WRITTEN PROBLEM
Reply with only the number of lines that contain the string "почту".

MATERIAL SUPPLIED
::::

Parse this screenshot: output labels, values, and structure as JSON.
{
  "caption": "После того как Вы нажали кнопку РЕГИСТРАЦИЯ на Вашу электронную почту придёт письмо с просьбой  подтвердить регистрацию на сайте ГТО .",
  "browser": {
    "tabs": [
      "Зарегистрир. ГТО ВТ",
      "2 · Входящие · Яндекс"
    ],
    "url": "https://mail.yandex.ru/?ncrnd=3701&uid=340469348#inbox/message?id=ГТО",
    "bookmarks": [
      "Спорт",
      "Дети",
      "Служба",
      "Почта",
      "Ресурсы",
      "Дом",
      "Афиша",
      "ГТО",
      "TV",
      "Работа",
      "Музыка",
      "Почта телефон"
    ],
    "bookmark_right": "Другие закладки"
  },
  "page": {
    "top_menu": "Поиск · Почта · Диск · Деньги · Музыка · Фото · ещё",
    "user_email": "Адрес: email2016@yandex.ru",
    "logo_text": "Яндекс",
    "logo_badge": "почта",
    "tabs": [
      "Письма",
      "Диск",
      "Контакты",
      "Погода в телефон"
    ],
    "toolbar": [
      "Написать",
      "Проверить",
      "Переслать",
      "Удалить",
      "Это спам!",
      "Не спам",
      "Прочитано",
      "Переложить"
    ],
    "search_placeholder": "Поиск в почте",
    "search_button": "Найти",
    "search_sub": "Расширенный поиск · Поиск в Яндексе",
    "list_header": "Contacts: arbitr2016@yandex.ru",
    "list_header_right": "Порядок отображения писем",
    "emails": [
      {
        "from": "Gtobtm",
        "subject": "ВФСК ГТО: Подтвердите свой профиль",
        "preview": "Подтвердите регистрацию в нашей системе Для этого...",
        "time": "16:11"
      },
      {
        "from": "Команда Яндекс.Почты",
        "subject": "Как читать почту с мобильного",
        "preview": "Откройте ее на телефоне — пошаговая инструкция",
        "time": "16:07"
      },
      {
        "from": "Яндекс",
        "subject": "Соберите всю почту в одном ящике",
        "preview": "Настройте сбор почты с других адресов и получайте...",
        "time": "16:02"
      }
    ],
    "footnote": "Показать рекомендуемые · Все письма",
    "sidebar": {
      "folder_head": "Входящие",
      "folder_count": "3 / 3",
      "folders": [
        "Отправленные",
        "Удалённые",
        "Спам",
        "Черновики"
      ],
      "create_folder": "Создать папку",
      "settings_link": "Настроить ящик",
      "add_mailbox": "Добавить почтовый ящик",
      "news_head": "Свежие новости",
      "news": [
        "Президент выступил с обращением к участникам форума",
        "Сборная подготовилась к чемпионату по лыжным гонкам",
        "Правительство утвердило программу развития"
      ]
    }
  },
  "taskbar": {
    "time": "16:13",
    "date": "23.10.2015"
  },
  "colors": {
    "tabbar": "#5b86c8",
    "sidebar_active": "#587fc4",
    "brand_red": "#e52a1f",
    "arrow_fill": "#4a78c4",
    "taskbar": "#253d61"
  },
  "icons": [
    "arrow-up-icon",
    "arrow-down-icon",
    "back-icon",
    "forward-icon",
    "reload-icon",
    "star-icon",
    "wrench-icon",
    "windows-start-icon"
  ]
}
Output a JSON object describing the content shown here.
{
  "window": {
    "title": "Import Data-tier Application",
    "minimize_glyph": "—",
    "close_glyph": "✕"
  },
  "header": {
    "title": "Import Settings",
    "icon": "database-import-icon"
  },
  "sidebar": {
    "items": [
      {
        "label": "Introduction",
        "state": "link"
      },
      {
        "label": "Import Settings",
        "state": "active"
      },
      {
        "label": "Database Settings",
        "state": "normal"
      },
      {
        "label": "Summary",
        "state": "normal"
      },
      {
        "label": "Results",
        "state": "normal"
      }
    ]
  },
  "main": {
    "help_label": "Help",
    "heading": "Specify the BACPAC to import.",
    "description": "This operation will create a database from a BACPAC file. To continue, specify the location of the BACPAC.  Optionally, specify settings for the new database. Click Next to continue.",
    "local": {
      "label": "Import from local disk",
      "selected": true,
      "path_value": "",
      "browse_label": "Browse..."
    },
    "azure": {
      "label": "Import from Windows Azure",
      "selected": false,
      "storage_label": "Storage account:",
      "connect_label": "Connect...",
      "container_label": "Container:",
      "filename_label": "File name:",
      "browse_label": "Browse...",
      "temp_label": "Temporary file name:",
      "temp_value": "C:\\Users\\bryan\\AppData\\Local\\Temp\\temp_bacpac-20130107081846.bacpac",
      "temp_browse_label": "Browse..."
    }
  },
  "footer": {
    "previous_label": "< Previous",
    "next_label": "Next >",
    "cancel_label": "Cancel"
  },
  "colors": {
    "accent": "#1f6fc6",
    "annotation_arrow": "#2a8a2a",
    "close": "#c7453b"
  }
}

::::

SOLVED PROBLEM
3